> Your goal
Your copy should match the entries exactly, except that it holds no pictures.

Dataset rows about figures:
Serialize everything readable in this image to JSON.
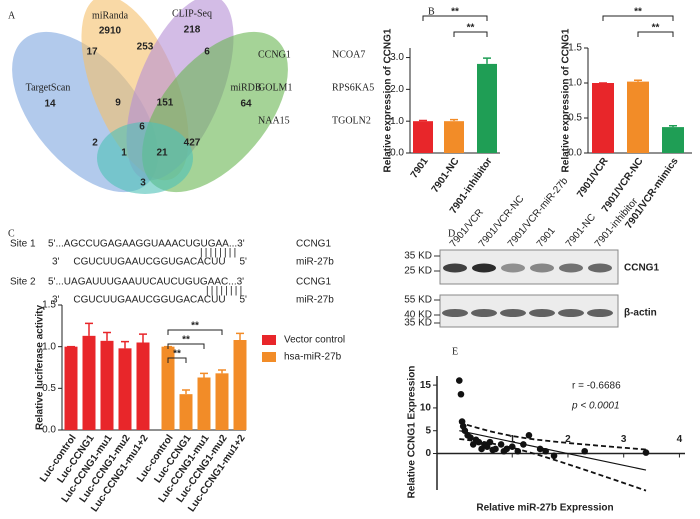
{
  "panel_labels": [
    "A",
    "B",
    "C",
    "D",
    "E"
  ],
  "venn": {
    "sets": [
      {
        "name": "TargetScan",
        "count": 14
      },
      {
        "name": "miRanda",
        "count": 2910
      },
      {
        "name": "CLIP-Seq",
        "count": 218
      },
      {
        "name": "miRDB",
        "count": 64
      }
    ],
    "regions": [
      17,
      253,
      6,
      9,
      151,
      6,
      2,
      1,
      21,
      427,
      3
    ]
  },
  "genes": [
    "CCNG1",
    "NCOA7",
    "GOLM1",
    "RPS6KA5",
    "NAA15",
    "TGOLN2"
  ],
  "sites": [
    {
      "label": "Site 1",
      "target": "5'...AGCCUGAGAAGGUAAACUGUGAA...3'",
      "target_name": "CCNG1",
      "pairing": "||||||||",
      "mirna": "3'     CGUCUUGAAUCGGUGACACUU     5'",
      "mirna_name": "miR-27b"
    },
    {
      "label": "Site 2",
      "target": "5'...UAGAUUUGAAUUCAUCUGUGAAC...3'",
      "target_name": "CCNG1",
      "pairing": "||||||||",
      "mirna": "3'     CGUCUUGAAUCGGUGACACUU     5'",
      "mirna_name": "miR-27b"
    }
  ],
  "blot": {
    "lanes": [
      "7901/VCR",
      "7901/VCR-NC",
      "7901/VCR-miR-27b",
      "7901",
      "7901-NC",
      "7901-inhibitor"
    ],
    "markers": [
      "35 KD",
      "25 KD",
      "55 KD",
      "40 KD",
      "35 KD"
    ],
    "proteins": [
      "CCNG1",
      "β-actin"
    ]
  },
  "chart_data": [
    {
      "type": "bar",
      "ylabel": "Relative expression of CCNG1",
      "categories": [
        "7901",
        "7901-NC",
        "7901-inhibitor"
      ],
      "values": [
        1.0,
        1.0,
        2.8
      ],
      "errors": [
        0.02,
        0.05,
        0.18
      ],
      "colors": [
        "#e8262a",
        "#f28c28",
        "#1f9e55"
      ],
      "ylim": [
        0,
        3.3
      ],
      "yticks": [
        {
          "value": 0,
          "label": "0.0"
        },
        {
          "value": 1,
          "label": "1.0"
        },
        {
          "value": 2,
          "label": "2.0"
        },
        {
          "value": 3,
          "label": "3.0"
        }
      ],
      "significance": [
        "**",
        "**"
      ]
    },
    {
      "type": "bar",
      "ylabel": "Relative expression of CCNG1",
      "categories": [
        "7901/VCR",
        "7901/VCR-NC",
        "7901/VCR-mimics"
      ],
      "values": [
        1.0,
        1.02,
        0.37
      ],
      "errors": [
        0.0,
        0.02,
        0.02
      ],
      "colors": [
        "#e8262a",
        "#f28c28",
        "#1f9e55"
      ],
      "ylim": [
        0,
        1.5
      ],
      "yticks": [
        {
          "value": 0,
          "label": "0.0"
        },
        0.5,
        {
          "value": 1,
          "label": "1.0"
        },
        1.5
      ],
      "significance": [
        "**",
        "**"
      ]
    },
    {
      "type": "bar",
      "ylabel": "Relative luciferase activity",
      "categories": [
        "Luc-control",
        "Luc-CCNG1",
        "Luc-CCNG1-mu1",
        "Luc-CCNG1-mu2",
        "Luc-CCNG1-mu1+2"
      ],
      "series": [
        {
          "name": "Vector control",
          "color": "#e8262a",
          "values": [
            1.0,
            1.13,
            1.07,
            0.98,
            1.05
          ],
          "errors": [
            0.0,
            0.15,
            0.1,
            0.08,
            0.1
          ]
        },
        {
          "name": "hsa-miR-27b",
          "color": "#f28c28",
          "values": [
            1.0,
            0.43,
            0.63,
            0.68,
            1.08
          ],
          "errors": [
            0.0,
            0.05,
            0.05,
            0.04,
            0.08
          ]
        }
      ],
      "ylim": [
        0,
        1.5
      ],
      "yticks": [
        {
          "value": 0,
          "label": "0.0"
        },
        0.5,
        {
          "value": 1,
          "label": "1.0"
        },
        1.5
      ],
      "significance": [
        "**",
        "**",
        "**"
      ]
    },
    {
      "type": "scatter",
      "xlabel": "Relative miR-27b Expression",
      "ylabel": "Relative CCNG1 Expression",
      "annotations": [
        "r = -0.6686",
        "p < 0.0001"
      ],
      "x": [
        0.05,
        0.08,
        0.1,
        0.12,
        0.15,
        0.2,
        0.25,
        0.3,
        0.35,
        0.4,
        0.45,
        0.5,
        0.55,
        0.6,
        0.65,
        0.7,
        0.8,
        0.85,
        0.9,
        1.0,
        1.1,
        1.2,
        1.3,
        1.5,
        1.6,
        1.75,
        2.3,
        3.4
      ],
      "y": [
        16,
        13,
        7,
        6,
        5,
        4,
        3.5,
        2,
        3,
        2.5,
        1,
        2,
        1.5,
        2.5,
        0.8,
        1,
        2,
        0.5,
        1,
        1.5,
        0.5,
        2,
        4,
        1,
        0.5,
        -0.5,
        0.5,
        0.2
      ],
      "xlim": [
        -0.35,
        4.1
      ],
      "ylim": [
        -8,
        17
      ],
      "xticks": [
        1,
        2,
        3,
        4
      ],
      "yticks": [
        0,
        5,
        10,
        15
      ],
      "color": "#111111"
    }
  ]
}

> Result
Serialize everything readable in this image to JSON.
{
  "panel_labels": [
    "A",
    "B",
    "C",
    "D",
    "E"
  ],
  "venn": {
    "sets": [
      {
        "name": "TargetScan",
        "count": 14
      },
      {
        "name": "miRanda",
        "count": 2910
      },
      {
        "name": "CLIP-Seq",
        "count": 218
      },
      {
        "name": "miRDB",
        "count": 64
      }
    ],
    "regions": [
      17,
      253,
      6,
      9,
      151,
      6,
      2,
      1,
      21,
      427,
      3
    ]
  },
  "genes": [
    "CCNG1",
    "NCOA7",
    "GOLM1",
    "RPS6KA5",
    "NAA15",
    "TGOLN2"
  ],
  "sites": [
    {
      "label": "Site 1",
      "target": "5'...AGCCUGAGAAGGUAAACUGUGAA...3'",
      "target_name": "CCNG1",
      "pairing": "||||||||",
      "mirna": "3'     CGUCUUGAAUCGGUGACACUU     5'",
      "mirna_name": "miR-27b"
    },
    {
      "label": "Site 2",
      "target": "5'...UAGAUUUGAAUUCAUCUGUGAAC...3'",
      "target_name": "CCNG1",
      "pairing": "||||||||",
      "mirna": "3'     CGUCUUGAAUCGGUGACACUU     5'",
      "mirna_name": "miR-27b"
    }
  ],
  "blot": {
    "lanes": [
      "7901/VCR",
      "7901/VCR-NC",
      "7901/VCR-miR-27b",
      "7901",
      "7901-NC",
      "7901-inhibitor"
    ],
    "markers": [
      "35 KD",
      "25 KD",
      "55 KD",
      "40 KD",
      "35 KD"
    ],
    "proteins": [
      "CCNG1",
      "β-actin"
    ]
  },
  "chart_data": [
    {
      "type": "bar",
      "ylabel": "Relative expression of CCNG1",
      "categories": [
        "7901",
        "7901-NC",
        "7901-inhibitor"
      ],
      "values": [
        1.0,
        1.0,
        2.8
      ],
      "errors": [
        0.02,
        0.05,
        0.18
      ],
      "colors": [
        "#e8262a",
        "#f28c28",
        "#1f9e55"
      ],
      "ylim": [
        0,
        3.3
      ],
      "yticks": [
        {
          "value": 0,
          "label": "0.0"
        },
        {
          "value": 1,
          "label": "1.0"
        },
        {
          "value": 2,
          "label": "2.0"
        },
        {
          "value": 3,
          "label": "3.0"
        }
      ],
      "significance": [
        "**",
        "**"
      ]
    },
    {
      "type": "bar",
      "ylabel": "Relative expression of CCNG1",
      "categories": [
        "7901/VCR",
        "7901/VCR-NC",
        "7901/VCR-mimics"
      ],
      "values": [
        1.0,
        1.02,
        0.37
      ],
      "errors": [
        0.0,
        0.02,
        0.02
      ],
      "colors": [
        "#e8262a",
        "#f28c28",
        "#1f9e55"
      ],
      "ylim": [
        0,
        1.5
      ],
      "yticks": [
        {
          "value": 0,
          "label": "0.0"
        },
        0.5,
        {
          "value": 1,
          "label": "1.0"
        },
        1.5
      ],
      "significance": [
        "**",
        "**"
      ]
    },
    {
      "type": "bar",
      "ylabel": "Relative luciferase activity",
      "categories": [
        "Luc-control",
        "Luc-CCNG1",
        "Luc-CCNG1-mu1",
        "Luc-CCNG1-mu2",
        "Luc-CCNG1-mu1+2"
      ],
      "series": [
        {
          "name": "Vector control",
          "color": "#e8262a",
          "values": [
            1.0,
            1.13,
            1.07,
            0.98,
            1.05
          ],
          "errors": [
            0.0,
            0.15,
            0.1,
            0.08,
            0.1
          ]
        },
        {
          "name": "hsa-miR-27b",
          "color": "#f28c28",
          "values": [
            1.0,
            0.43,
            0.63,
            0.68,
            1.08
          ],
          "errors": [
            0.0,
            0.05,
            0.05,
            0.04,
            0.08
          ]
        }
      ],
      "ylim": [
        0,
        1.5
      ],
      "yticks": [
        {
          "value": 0,
          "label": "0.0"
        },
        0.5,
        {
          "value": 1,
          "label": "1.0"
        },
        1.5
      ],
      "significance": [
        "**",
        "**",
        "**"
      ]
    },
    {
      "type": "scatter",
      "xlabel": "Relative miR-27b Expression",
      "ylabel": "Relative CCNG1 Expression",
      "annotations": [
        "r = -0.6686",
        "p < 0.0001"
      ],
      "x": [
        0.05,
        0.08,
        0.1,
        0.12,
        0.15,
        0.2,
        0.25,
        0.3,
        0.35,
        0.4,
        0.45,
        0.5,
        0.55,
        0.6,
        0.65,
        0.7,
        0.8,
        0.85,
        0.9,
        1.0,
        1.1,
        1.2,
        1.3,
        1.5,
        1.6,
        1.75,
        2.3,
        3.4
      ],
      "y": [
        16,
        13,
        7,
        6,
        5,
        4,
        3.5,
        2,
        3,
        2.5,
        1,
        2,
        1.5,
        2.5,
        0.8,
        1,
        2,
        0.5,
        1,
        1.5,
        0.5,
        2,
        4,
        1,
        0.5,
        -0.5,
        0.5,
        0.2
      ],
      "xlim": [
        -0.35,
        4.1
      ],
      "ylim": [
        -8,
        17
      ],
      "xticks": [
        1,
        2,
        3,
        4
      ],
      "yticks": [
        0,
        5,
        10,
        15
      ],
      "color": "#111111"
    }
  ]
}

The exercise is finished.